_Challenge a_: In the thread, at what version of Pig did Bharath Mundlapudi give feedback to the Pig team?

_Source passage_:
=====

Are all the features available in PIG working in SPORK ?? Like for eg: UDFs
?

Thanks.


On Thu, Apr 24, 2014 at 1:54 AM, Mayur Rustagi <mayur.rust...@gmail.com>wrote:

> Thr are two benefits I get as of now
> 1. Most of the time a lot of customers dont want the full power but they
> want something dead simple with which they can do dsl. They end up using
> Hive for a lot of ETL just cause its SQL & they understand it. Pig is close
> & wraps up a lot of framework level semantics away from the user & lets him
> focus on data flow
> 2. Some have codebases in Pig already & are just looking to do it faster.
> I am yet to benchmark that on Pig on spark.
>
> I agree that pig on spark cannot solve a lot problems but it can solve
> some without forcing the end customer to do anything even close to coding,
> I believe thr is quite some value in making Spark accessible to larger
> group of audience.
> End of the day to each his own :)
>
> Regards
> Mayur
>
>
> Mayur Rustagi
> Ph: +1 (760) 203 3257
> http://www.sigmoidanalytics.com
> @mayur_rustagi <https://twitter.com/mayur_rustagi>
>
>
>
> On Thu, Apr 24, 2014 at 1:24 AM, Bharath Mundlapudi 
> <mundlap...@gmail.com>wrote:
>
>> This seems like an interesting question.
>>
>> I love Apache Pig. It is so natural and the language flows with nice
>> syntax.
>>
>> While I was at Yahoo! in core Hadoop Engineering, I have used Pig a lot
>> for analytics and provided feedback to Pig Team to do much more
>> functionality when it was at version 0.7. Lots of new functionality got
>> offered now
>> .

=====

_Challenge b_: Rewrite the listing from its first line through the line containing "bullet-icon: [24, 906, 29, 911]", both included, with every "bullet-text" changed to "list-text" and nothing else changed.

_Listing_:

=====

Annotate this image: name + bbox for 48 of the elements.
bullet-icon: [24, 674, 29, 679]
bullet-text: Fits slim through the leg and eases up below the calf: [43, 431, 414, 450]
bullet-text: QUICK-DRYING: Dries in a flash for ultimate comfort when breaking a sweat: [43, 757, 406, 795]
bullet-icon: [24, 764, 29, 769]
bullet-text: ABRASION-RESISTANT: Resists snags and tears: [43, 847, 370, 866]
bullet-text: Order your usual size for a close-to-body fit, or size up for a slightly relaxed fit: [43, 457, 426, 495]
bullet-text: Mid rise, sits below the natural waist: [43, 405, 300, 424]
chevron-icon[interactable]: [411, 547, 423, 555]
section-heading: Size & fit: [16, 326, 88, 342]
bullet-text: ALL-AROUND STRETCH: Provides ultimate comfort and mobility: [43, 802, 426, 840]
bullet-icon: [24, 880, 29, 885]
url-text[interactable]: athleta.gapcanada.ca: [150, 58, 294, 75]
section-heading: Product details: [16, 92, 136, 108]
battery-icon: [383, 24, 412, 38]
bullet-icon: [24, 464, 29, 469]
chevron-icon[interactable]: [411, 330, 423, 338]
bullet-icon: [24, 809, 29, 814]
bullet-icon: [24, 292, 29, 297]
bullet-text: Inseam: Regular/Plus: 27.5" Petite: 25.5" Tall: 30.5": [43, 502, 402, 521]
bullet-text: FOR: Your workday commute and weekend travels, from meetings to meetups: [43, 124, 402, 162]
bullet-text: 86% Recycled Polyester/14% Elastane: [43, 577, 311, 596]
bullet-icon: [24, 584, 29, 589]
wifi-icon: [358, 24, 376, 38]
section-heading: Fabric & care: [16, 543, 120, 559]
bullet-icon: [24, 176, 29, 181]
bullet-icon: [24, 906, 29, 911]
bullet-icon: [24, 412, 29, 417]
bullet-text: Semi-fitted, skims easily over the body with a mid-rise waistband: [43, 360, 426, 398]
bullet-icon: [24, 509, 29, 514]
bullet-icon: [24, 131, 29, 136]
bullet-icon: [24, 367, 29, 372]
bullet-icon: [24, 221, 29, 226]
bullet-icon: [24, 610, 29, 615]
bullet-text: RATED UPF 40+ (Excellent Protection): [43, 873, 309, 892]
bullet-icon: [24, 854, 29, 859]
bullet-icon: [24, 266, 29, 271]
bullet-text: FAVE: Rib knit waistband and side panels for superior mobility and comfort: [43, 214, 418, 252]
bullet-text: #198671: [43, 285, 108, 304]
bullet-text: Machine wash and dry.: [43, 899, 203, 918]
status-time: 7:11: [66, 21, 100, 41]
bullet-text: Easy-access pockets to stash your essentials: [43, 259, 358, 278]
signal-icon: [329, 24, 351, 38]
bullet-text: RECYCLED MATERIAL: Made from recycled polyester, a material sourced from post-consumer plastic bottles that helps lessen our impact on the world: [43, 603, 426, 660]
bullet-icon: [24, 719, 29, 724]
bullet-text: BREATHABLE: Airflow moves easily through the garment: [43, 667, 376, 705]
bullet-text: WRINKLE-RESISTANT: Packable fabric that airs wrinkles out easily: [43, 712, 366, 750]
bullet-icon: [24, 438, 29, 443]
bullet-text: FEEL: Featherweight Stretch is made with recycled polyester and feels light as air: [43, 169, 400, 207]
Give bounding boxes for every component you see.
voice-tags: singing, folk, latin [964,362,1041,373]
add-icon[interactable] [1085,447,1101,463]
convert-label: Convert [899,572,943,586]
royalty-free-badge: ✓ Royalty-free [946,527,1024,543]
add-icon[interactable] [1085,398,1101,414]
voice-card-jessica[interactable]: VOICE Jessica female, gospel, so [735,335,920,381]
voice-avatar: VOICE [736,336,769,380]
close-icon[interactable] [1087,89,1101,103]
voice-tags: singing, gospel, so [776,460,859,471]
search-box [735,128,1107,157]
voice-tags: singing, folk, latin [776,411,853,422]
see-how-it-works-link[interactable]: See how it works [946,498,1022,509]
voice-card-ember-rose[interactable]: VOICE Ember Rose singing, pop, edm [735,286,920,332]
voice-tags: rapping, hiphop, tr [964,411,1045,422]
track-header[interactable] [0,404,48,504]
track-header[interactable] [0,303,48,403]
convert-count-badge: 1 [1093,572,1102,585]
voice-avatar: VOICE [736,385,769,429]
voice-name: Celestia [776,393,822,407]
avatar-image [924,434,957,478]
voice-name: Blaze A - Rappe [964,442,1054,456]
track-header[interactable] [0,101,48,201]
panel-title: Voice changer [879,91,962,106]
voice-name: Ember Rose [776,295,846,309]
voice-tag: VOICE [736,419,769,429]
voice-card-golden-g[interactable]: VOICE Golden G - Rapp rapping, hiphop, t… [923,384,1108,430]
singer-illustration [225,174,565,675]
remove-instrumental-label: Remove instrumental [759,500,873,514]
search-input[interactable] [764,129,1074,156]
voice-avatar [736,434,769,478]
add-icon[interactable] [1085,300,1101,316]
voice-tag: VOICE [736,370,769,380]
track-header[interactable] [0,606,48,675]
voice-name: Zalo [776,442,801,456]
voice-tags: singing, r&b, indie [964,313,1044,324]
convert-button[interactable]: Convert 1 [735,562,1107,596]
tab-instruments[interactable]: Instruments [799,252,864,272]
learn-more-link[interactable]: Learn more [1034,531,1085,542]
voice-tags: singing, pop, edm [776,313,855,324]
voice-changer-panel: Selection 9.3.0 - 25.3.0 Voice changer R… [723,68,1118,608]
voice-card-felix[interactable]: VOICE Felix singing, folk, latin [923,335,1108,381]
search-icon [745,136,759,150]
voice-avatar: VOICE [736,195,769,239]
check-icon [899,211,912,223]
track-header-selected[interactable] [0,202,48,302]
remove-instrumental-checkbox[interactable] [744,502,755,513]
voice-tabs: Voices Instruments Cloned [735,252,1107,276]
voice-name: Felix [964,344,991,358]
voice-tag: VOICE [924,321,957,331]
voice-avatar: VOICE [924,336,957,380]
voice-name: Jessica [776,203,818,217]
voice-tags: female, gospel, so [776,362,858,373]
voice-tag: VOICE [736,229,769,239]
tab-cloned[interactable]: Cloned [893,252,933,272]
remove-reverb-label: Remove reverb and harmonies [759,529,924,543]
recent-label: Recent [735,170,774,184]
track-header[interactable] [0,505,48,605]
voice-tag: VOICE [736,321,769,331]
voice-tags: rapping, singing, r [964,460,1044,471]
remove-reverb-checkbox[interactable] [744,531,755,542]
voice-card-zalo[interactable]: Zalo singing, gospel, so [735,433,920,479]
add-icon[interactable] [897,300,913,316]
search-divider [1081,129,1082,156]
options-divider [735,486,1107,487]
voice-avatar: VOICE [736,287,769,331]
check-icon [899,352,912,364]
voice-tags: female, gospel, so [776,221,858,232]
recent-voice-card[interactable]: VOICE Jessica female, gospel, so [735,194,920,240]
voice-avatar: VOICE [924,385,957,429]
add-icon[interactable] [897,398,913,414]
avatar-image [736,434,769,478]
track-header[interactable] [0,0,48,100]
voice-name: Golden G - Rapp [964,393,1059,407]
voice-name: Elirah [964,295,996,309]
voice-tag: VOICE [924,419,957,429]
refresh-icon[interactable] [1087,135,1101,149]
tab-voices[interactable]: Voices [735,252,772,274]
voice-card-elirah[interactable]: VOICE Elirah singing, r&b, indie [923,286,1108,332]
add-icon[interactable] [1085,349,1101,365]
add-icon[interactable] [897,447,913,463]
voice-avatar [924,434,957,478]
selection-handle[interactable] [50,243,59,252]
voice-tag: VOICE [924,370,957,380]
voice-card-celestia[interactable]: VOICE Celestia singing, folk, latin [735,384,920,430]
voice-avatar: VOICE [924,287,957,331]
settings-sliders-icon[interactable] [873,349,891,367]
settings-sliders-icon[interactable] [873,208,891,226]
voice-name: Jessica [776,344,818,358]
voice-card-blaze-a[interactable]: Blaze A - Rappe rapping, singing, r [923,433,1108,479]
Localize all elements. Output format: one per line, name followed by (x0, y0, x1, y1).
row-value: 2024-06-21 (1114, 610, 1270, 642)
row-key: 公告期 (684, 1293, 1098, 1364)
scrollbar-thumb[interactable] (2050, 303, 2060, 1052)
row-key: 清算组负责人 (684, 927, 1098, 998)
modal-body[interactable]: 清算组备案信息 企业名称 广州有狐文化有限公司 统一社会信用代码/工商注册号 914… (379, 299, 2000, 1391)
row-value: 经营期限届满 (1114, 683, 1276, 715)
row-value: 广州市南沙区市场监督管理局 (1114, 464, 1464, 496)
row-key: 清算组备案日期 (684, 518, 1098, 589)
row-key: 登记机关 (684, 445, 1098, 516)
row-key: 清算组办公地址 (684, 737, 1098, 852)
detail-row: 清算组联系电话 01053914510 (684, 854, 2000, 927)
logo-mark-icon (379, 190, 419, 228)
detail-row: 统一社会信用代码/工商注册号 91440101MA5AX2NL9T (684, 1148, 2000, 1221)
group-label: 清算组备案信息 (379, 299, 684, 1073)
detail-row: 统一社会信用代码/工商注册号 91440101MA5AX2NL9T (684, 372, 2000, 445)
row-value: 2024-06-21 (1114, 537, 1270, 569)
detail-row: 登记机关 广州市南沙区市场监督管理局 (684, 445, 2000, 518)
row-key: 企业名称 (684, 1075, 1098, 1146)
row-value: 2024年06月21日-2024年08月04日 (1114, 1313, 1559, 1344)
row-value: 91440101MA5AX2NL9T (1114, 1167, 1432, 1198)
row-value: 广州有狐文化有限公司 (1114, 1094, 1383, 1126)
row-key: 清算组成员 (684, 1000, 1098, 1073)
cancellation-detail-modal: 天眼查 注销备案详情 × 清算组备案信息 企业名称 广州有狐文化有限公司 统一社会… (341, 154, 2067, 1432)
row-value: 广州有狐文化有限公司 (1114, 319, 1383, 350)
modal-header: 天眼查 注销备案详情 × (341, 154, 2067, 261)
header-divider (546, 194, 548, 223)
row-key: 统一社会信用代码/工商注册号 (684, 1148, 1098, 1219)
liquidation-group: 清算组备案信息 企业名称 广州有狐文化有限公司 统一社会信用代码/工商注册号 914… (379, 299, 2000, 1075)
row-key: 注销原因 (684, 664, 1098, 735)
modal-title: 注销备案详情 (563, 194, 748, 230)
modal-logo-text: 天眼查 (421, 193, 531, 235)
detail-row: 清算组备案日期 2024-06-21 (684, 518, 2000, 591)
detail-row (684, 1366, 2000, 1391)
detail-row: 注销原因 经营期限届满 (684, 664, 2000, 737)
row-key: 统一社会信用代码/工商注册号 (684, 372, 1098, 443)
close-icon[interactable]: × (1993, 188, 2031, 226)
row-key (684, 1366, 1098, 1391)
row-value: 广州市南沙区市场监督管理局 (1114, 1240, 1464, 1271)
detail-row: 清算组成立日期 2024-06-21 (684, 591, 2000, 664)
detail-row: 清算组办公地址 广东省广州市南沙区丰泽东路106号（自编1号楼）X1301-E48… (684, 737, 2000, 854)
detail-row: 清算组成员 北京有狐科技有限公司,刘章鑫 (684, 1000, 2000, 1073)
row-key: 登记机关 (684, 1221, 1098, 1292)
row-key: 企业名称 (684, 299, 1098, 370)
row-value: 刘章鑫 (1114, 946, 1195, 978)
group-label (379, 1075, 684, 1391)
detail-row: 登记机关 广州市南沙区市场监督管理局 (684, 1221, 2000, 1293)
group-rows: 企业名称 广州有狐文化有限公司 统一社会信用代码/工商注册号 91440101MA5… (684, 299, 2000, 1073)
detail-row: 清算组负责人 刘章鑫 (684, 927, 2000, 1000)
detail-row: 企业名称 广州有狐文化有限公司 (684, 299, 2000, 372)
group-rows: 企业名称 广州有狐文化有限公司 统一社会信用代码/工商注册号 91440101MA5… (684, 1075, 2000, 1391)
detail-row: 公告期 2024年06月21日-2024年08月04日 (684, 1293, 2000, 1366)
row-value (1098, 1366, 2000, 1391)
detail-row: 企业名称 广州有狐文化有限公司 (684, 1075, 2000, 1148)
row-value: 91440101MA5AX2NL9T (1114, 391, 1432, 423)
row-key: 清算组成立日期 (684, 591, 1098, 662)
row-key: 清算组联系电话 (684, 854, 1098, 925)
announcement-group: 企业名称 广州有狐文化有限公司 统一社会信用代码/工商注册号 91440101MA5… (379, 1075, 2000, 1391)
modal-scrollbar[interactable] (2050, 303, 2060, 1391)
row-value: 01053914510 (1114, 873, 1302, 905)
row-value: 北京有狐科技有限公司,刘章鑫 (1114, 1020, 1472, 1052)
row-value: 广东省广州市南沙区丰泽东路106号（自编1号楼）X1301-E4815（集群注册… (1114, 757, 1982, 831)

=====

_Written response a_: Version 0.7.

_Written response b_:
Annotate this image: name + bbox for 48 of the elements.
bullet-icon: [24, 674, 29, 679]
list-text: Fits slim through the leg and eases up below the calf: [43, 431, 414, 450]
list-text: QUICK-DRYING: Dries in a flash for ultimate comfort when breaking a sweat: [43, 757, 406, 795]
bullet-icon: [24, 764, 29, 769]
list-text: ABRASION-RESISTANT: Resists snags and tears: [43, 847, 370, 866]
list-text: Order your usual size for a close-to-body fit, or size up for a slightly relaxed fit: [43, 457, 426, 495]
list-text: Mid rise, sits below the natural waist: [43, 405, 300, 424]
chevron-icon[interactable]: [411, 547, 423, 555]
section-heading: Size & fit: [16, 326, 88, 342]
list-text: ALL-AROUND STRETCH: Provides ultimate comfort and mobility: [43, 802, 426, 840]
bullet-icon: [24, 880, 29, 885]
url-text[interactable]: athleta.gapcanada.ca: [150, 58, 294, 75]
section-heading: Product details: [16, 92, 136, 108]
battery-icon: [383, 24, 412, 38]
bullet-icon: [24, 464, 29, 469]
chevron-icon[interactable]: [411, 330, 423, 338]
bullet-icon: [24, 809, 29, 814]
bullet-icon: [24, 292, 29, 297]
list-text: Inseam: Regular/Plus: 27.5" Petite: 25.5" Tall: 30.5": [43, 502, 402, 521]
list-text: FOR: Your workday commute and weekend travels, from meetings to meetups: [43, 124, 402, 162]
list-text: 86% Recycled Polyester/14% Elastane: [43, 577, 311, 596]
bullet-icon: [24, 584, 29, 589]
wifi-icon: [358, 24, 376, 38]
section-heading: Fabric & care: [16, 543, 120, 559]
bullet-icon: [24, 176, 29, 181]
bullet-icon: [24, 906, 29, 911]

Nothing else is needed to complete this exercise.